## DATA FOR THE TASK

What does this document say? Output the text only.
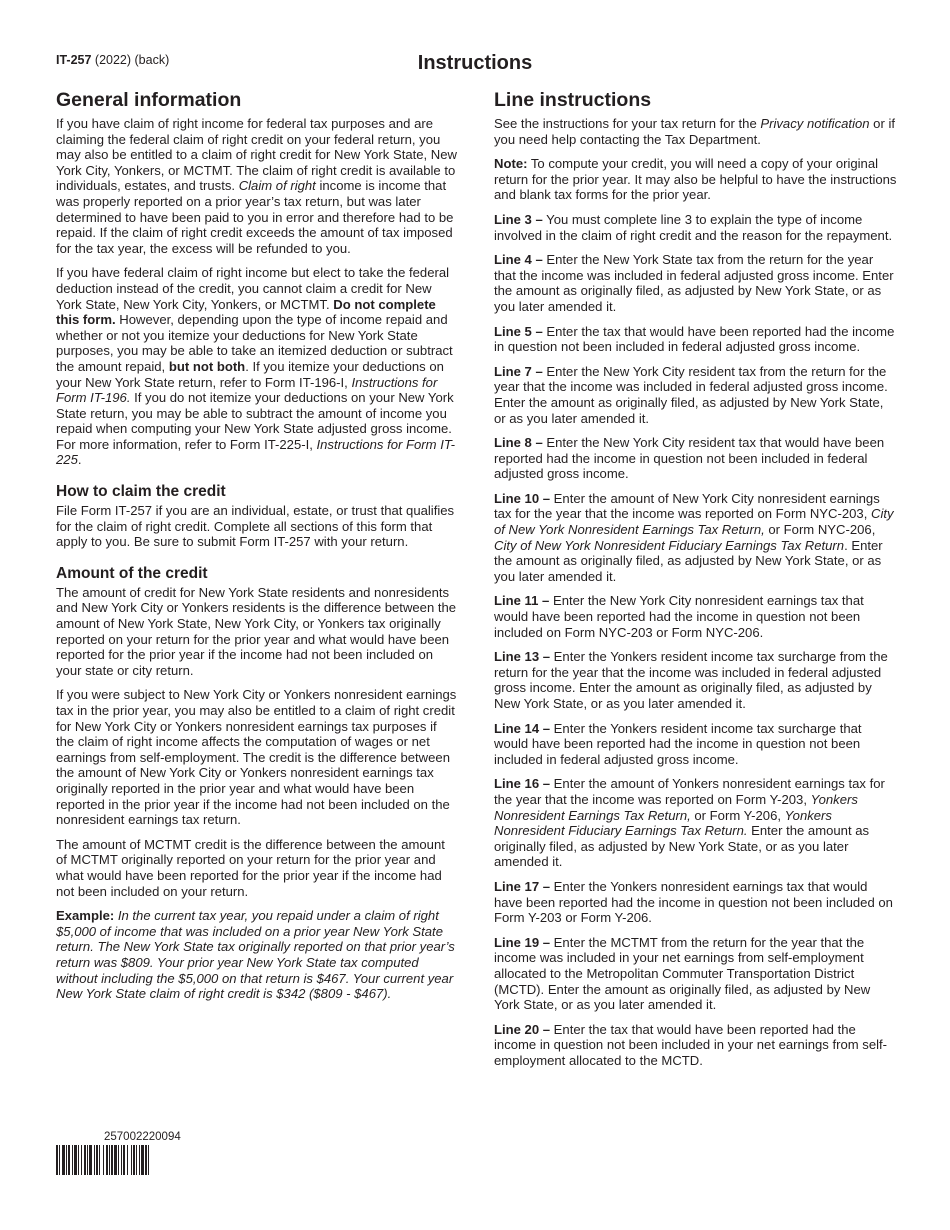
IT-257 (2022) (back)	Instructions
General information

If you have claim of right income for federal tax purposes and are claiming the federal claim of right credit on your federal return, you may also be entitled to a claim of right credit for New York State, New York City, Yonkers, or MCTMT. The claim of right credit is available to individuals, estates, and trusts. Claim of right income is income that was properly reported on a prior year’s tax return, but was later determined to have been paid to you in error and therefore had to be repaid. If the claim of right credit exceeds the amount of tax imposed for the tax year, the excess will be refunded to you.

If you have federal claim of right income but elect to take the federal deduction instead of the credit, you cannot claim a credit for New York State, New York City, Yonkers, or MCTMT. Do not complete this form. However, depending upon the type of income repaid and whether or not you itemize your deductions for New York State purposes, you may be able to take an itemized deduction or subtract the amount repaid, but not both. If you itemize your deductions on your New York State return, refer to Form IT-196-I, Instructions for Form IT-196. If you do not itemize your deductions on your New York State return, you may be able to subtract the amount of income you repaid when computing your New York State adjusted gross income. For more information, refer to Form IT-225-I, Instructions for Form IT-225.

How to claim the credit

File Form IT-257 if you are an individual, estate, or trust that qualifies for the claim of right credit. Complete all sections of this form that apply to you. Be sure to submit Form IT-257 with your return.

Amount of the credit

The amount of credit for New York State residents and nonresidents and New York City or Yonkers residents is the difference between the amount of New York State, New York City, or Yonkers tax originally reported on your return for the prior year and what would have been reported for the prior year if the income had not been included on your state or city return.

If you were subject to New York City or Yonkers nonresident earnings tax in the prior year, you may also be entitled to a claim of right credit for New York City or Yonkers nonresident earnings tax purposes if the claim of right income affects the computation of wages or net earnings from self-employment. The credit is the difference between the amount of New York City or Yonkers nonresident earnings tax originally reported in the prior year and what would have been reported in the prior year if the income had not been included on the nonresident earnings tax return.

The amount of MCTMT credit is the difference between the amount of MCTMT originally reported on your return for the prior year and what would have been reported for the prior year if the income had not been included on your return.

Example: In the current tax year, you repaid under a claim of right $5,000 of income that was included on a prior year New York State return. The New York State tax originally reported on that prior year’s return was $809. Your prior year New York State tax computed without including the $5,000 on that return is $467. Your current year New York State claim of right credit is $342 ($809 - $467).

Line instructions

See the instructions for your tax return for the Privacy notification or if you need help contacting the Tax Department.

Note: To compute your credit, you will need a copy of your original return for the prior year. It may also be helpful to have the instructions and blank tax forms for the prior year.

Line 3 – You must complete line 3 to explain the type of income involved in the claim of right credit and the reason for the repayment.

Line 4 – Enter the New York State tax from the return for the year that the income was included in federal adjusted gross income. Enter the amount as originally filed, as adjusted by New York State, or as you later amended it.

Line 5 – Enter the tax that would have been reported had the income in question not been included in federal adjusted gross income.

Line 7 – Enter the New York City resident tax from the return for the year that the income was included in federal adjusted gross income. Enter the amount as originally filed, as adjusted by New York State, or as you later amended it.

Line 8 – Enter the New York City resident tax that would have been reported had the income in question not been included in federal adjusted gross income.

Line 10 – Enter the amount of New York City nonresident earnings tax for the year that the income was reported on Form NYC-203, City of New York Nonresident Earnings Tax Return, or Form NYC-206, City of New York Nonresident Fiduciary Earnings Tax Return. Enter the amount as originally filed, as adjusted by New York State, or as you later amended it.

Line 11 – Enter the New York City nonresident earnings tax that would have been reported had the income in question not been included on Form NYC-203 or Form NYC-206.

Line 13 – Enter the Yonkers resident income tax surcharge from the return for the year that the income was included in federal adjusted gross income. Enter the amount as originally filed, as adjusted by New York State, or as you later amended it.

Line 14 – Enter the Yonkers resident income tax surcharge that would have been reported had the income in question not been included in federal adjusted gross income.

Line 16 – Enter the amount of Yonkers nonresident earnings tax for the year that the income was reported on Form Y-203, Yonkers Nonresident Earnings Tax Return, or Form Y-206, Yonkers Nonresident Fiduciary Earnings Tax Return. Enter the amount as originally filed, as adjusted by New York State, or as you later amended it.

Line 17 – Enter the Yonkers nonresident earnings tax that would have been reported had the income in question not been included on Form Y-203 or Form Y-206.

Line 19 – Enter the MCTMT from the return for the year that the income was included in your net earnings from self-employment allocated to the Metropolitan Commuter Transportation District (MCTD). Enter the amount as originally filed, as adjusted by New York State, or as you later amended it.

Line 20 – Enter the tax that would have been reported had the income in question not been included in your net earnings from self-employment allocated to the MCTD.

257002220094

---

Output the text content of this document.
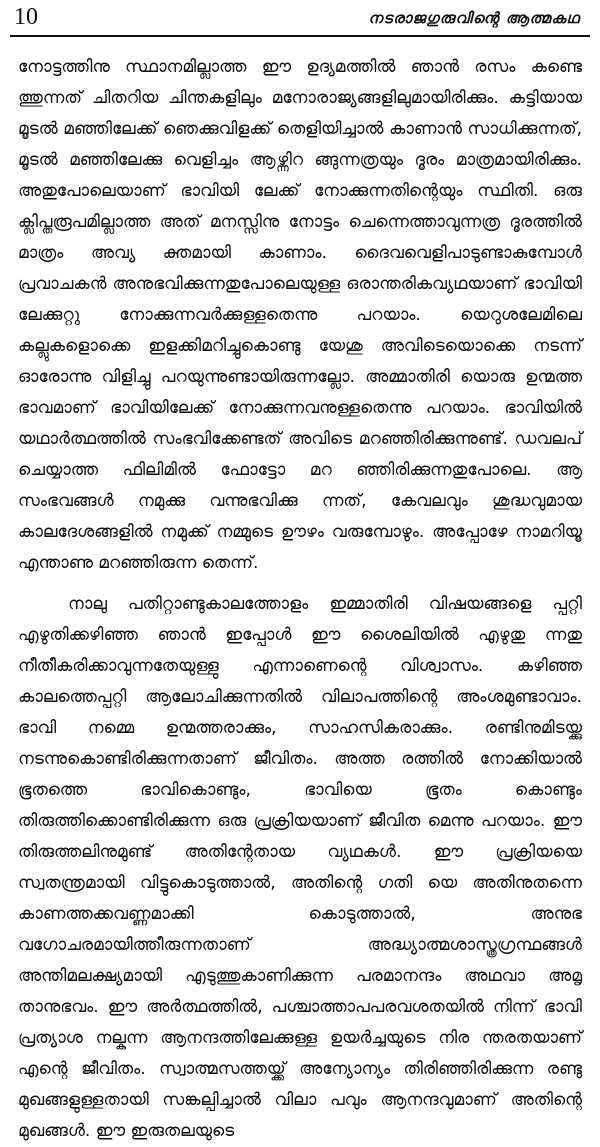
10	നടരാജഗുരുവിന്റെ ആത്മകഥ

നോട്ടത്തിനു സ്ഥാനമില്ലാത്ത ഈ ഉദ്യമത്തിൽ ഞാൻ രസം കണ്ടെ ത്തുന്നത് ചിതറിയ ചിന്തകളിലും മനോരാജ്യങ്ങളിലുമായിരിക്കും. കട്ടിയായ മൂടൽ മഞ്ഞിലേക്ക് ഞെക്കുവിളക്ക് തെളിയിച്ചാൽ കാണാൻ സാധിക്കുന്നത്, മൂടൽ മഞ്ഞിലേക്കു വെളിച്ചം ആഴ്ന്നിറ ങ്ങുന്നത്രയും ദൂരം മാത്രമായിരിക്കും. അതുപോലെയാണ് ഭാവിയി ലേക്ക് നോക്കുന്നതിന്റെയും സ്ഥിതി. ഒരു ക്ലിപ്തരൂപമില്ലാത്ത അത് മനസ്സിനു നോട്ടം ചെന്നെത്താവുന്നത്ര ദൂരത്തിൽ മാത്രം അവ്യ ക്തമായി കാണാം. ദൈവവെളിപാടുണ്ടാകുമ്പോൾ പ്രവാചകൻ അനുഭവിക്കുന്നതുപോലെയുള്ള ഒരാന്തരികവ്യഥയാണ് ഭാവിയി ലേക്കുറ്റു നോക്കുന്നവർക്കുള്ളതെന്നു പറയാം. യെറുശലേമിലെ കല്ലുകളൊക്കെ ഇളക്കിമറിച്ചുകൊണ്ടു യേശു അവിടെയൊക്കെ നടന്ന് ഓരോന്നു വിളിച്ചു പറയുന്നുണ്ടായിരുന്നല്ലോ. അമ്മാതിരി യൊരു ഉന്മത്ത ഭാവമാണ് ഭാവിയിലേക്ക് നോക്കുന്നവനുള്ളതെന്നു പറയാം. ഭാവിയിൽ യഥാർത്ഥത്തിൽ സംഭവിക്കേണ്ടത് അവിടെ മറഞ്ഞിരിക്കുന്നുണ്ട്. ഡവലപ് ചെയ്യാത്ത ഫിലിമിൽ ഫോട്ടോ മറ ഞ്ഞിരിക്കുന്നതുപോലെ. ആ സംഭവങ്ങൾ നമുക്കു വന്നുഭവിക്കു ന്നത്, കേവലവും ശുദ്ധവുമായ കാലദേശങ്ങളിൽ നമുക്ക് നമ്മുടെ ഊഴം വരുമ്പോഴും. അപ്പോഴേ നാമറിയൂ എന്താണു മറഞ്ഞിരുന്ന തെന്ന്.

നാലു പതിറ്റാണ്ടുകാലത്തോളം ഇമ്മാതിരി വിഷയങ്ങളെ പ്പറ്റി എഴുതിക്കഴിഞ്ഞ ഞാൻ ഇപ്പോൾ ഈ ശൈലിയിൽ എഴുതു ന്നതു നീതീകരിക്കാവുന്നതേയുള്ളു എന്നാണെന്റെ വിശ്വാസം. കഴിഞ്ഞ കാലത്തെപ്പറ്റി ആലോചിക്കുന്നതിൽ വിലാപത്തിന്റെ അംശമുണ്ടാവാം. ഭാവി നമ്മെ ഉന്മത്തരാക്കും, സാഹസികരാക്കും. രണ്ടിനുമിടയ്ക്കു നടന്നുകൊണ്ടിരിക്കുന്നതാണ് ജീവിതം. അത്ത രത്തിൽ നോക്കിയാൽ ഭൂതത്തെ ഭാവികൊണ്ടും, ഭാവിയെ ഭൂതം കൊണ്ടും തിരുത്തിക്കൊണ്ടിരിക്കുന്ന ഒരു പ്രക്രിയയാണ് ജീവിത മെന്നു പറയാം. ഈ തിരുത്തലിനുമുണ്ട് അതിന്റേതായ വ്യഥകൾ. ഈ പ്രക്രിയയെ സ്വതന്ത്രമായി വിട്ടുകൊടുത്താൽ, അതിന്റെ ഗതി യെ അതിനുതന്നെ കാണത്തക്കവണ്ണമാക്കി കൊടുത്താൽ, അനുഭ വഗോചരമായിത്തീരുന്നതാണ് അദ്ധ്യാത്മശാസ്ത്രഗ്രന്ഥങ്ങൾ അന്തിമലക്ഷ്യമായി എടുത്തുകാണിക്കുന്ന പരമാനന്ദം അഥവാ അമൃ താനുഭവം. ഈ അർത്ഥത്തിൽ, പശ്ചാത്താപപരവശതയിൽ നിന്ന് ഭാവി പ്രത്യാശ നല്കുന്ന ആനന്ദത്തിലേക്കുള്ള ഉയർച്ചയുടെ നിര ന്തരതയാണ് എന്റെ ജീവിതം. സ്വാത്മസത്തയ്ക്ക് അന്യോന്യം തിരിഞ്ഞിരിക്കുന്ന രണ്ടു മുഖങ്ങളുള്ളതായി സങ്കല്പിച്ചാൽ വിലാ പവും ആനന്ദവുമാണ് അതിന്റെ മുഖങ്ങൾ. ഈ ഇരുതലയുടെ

## REQUIRED TASK
Look for the word "MCTD" and return every line where it occurs.

## FULL RESPONSE
Line 19 – Enter the MCTMT from the return for the year that the income was included in your net earnings from self-employment allocated to the Metropolitan Commuter Transportation District (MCTD). Enter the amount as originally filed, as adjusted by New York State, or as you later amended it.
Line 20 – Enter the tax that would have been reported had the income in question not been included in your net earnings from self-employment allocated to the MCTD.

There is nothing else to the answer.